* [SOURCE DATA]
□ □ □ □ □
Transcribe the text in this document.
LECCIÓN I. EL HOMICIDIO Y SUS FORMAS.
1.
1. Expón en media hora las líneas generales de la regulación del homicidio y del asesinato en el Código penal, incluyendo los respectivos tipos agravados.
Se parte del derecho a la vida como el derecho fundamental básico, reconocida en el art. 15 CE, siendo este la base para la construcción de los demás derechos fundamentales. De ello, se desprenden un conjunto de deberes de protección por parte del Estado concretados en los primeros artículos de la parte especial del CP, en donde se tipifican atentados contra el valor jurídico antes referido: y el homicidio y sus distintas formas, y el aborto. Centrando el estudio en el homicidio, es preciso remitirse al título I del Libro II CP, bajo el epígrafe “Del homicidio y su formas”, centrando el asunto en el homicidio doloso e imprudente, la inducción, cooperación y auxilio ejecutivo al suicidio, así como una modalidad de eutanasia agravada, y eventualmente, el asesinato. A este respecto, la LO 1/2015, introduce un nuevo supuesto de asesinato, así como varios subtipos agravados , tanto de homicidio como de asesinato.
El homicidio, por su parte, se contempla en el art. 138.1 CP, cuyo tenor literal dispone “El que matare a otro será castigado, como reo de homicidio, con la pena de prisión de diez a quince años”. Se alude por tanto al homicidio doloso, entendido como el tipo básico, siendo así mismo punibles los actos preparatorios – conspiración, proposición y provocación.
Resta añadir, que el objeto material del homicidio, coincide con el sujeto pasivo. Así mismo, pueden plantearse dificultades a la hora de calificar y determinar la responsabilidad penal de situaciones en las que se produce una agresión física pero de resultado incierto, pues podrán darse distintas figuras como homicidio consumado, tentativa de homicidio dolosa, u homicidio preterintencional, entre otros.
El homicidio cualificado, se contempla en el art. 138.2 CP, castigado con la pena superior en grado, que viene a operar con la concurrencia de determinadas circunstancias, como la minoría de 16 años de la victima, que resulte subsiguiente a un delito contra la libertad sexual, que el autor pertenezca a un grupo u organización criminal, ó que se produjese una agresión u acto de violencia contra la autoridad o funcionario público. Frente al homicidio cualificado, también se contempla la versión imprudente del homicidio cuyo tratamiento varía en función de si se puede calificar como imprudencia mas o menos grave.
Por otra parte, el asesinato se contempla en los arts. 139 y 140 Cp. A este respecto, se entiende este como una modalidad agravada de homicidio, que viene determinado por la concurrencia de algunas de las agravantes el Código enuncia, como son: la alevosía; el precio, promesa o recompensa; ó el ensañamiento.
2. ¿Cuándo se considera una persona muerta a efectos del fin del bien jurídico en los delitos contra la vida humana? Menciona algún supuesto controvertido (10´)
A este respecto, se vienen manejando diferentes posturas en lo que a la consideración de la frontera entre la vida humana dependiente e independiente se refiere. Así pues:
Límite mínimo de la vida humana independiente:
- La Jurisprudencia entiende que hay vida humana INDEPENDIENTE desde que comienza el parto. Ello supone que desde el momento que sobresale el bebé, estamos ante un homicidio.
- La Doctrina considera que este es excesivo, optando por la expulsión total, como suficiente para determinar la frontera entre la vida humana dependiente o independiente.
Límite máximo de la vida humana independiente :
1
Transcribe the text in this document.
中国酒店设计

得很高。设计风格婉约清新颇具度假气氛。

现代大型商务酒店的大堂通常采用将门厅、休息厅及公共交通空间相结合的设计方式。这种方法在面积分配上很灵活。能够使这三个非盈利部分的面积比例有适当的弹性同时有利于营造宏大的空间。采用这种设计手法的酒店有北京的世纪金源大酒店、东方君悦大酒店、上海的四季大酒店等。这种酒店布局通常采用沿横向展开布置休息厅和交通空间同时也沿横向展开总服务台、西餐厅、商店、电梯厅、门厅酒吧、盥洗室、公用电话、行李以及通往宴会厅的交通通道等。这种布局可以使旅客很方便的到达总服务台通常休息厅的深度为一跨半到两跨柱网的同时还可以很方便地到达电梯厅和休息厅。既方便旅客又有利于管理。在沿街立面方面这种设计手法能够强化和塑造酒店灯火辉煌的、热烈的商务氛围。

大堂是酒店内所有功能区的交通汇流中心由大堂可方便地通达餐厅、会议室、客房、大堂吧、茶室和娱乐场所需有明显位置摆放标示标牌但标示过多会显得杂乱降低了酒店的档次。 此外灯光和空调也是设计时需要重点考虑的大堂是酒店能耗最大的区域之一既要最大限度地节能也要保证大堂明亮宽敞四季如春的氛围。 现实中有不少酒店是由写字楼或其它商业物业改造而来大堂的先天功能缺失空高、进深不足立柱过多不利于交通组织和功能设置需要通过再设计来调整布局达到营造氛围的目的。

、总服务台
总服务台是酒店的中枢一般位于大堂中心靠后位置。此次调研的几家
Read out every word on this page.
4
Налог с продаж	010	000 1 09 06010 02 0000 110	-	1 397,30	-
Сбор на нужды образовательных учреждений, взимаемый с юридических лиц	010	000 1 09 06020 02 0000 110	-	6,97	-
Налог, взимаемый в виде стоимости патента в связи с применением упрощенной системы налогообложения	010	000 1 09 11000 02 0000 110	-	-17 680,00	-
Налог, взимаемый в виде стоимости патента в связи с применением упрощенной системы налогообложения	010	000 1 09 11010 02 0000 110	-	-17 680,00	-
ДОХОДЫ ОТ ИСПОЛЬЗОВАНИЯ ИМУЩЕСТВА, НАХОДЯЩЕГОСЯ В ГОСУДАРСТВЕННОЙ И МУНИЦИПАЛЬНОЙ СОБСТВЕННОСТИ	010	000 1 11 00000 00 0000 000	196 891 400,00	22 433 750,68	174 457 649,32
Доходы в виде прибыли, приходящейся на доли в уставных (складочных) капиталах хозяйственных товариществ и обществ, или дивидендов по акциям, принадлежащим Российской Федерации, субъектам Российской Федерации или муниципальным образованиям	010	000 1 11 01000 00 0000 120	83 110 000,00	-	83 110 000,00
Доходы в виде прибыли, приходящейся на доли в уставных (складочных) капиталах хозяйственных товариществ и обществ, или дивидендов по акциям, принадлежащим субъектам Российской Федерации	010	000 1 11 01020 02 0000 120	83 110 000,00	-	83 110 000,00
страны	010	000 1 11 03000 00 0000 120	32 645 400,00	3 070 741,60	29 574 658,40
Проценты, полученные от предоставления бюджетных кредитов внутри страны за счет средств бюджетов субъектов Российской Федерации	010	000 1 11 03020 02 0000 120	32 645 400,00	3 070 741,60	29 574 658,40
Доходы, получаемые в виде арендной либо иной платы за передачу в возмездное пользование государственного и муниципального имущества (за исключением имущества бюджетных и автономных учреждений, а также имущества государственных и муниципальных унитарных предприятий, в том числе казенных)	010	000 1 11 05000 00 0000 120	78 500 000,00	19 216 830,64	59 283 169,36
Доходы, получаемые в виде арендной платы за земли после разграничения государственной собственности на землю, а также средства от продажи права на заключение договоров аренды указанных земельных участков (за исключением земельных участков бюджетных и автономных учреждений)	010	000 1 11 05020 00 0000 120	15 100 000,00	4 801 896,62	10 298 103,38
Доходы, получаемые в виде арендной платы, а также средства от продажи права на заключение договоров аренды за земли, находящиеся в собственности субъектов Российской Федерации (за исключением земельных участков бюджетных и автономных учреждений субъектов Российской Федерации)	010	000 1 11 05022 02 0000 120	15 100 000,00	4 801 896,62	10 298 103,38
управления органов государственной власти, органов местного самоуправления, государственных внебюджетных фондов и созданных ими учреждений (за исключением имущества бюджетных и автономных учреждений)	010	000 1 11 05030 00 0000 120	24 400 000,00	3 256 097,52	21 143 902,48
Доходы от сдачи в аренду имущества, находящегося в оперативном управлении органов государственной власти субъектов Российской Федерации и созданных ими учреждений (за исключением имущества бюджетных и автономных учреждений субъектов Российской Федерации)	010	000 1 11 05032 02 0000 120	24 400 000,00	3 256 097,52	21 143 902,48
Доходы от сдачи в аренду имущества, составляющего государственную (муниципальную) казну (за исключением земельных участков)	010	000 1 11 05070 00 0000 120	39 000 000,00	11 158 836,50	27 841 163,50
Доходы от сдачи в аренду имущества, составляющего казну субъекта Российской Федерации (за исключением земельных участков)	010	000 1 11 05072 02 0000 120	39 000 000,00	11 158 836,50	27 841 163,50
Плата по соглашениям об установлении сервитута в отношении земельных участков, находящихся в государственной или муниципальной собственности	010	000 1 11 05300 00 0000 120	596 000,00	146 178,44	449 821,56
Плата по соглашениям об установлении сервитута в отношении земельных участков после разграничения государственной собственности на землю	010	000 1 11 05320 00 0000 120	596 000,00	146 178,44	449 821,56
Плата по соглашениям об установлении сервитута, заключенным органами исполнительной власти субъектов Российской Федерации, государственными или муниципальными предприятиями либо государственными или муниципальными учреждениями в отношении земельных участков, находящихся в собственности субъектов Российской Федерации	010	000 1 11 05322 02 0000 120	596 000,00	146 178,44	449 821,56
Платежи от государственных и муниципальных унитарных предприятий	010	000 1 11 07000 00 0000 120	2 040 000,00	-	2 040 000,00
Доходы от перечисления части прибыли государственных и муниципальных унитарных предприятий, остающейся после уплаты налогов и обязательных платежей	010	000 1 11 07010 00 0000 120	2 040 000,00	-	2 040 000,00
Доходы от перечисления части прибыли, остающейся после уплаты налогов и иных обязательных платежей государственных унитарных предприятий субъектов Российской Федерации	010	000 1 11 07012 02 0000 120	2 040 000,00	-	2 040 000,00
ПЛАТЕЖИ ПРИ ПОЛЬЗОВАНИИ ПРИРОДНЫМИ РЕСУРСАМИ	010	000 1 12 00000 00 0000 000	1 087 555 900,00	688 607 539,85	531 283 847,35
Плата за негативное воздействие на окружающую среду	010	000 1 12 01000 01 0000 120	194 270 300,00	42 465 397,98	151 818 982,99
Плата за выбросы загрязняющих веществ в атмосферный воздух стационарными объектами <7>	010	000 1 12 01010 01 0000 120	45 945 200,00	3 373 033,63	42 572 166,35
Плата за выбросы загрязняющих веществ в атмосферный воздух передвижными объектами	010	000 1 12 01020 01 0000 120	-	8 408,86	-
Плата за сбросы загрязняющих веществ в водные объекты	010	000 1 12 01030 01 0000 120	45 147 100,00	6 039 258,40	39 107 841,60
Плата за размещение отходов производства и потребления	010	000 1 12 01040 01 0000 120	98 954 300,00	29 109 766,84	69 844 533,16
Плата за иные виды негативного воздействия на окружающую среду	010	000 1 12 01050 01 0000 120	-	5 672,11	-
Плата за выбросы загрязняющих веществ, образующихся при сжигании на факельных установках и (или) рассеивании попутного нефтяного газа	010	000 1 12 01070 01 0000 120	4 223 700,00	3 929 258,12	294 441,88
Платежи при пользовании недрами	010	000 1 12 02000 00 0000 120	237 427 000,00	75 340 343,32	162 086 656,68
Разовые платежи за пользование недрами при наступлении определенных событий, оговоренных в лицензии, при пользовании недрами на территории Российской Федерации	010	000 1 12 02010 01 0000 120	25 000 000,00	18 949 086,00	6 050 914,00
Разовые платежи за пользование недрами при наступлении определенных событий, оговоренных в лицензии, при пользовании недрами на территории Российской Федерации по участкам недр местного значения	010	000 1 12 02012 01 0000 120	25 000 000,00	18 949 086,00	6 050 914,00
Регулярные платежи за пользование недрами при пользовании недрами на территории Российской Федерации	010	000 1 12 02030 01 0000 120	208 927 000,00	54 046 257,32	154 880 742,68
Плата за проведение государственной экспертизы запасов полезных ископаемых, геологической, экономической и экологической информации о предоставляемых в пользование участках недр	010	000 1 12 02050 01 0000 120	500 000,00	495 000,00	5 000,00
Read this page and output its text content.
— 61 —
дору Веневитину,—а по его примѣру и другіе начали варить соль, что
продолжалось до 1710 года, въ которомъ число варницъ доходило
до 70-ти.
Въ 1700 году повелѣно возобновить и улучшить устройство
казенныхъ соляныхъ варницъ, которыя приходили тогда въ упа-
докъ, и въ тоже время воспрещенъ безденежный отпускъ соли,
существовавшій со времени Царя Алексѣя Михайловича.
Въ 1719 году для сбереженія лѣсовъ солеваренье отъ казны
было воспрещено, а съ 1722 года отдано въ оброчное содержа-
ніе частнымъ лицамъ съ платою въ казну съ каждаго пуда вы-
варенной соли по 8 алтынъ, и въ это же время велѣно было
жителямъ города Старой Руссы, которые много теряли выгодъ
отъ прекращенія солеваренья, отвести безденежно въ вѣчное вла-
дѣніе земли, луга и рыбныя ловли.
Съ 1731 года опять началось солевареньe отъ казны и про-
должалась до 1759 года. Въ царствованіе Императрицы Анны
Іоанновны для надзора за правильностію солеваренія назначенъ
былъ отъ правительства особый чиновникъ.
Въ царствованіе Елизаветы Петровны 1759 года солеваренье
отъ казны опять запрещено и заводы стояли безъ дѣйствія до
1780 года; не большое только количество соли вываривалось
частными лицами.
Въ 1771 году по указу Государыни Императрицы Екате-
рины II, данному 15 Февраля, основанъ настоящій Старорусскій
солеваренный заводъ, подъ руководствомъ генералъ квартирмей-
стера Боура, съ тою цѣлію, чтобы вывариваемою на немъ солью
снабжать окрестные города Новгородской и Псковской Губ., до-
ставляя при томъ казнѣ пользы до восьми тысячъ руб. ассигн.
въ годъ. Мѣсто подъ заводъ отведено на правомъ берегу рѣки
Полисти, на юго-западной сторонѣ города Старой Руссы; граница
□ □ □ □ □
* [TASK OBJECTIVE] Consider the entries above and return each line with the string "distintas".

* [ANSWER TO THIS EXERCISE]
Se parte del derecho a la vida como el derecho fundamental básico, reconocida en el art. 15 CE, siendo este la base para la construcción de los demás derechos fundamentales. De ello, se desprenden un conjunto de deberes de protección por parte del Estado concretados en los primeros artículos de la parte especial del CP, en donde se tipifican atentados contra el valor jurídico antes referido: y el homicidio y sus distintas formas, y el aborto. Centrando el estudio en el homicidio, es preciso remitirse al título I del Libro II CP, bajo el epígrafe “Del homicidio y su formas”, centrando el asunto en el homicidio doloso e imprudente, la inducción, cooperación y auxilio ejecutivo al suicidio, así como una modalidad de eutanasia agravada, y eventualmente, el asesinato. A este respecto, la LO 1/2015, introduce un nuevo supuesto de asesinato, así como varios subtipos agravados , tanto de homicidio como de asesinato.
Resta añadir, que el objeto material del homicidio, coincide con el sujeto pasivo. Así mismo, pueden plantearse dificultades a la hora de calificar y determinar la responsabilidad penal de situaciones en las que se produce una agresión física pero de resultado incierto, pues podrán darse distintas figuras como homicidio consumado, tentativa de homicidio dolosa, u homicidio preterintencional, entre otros.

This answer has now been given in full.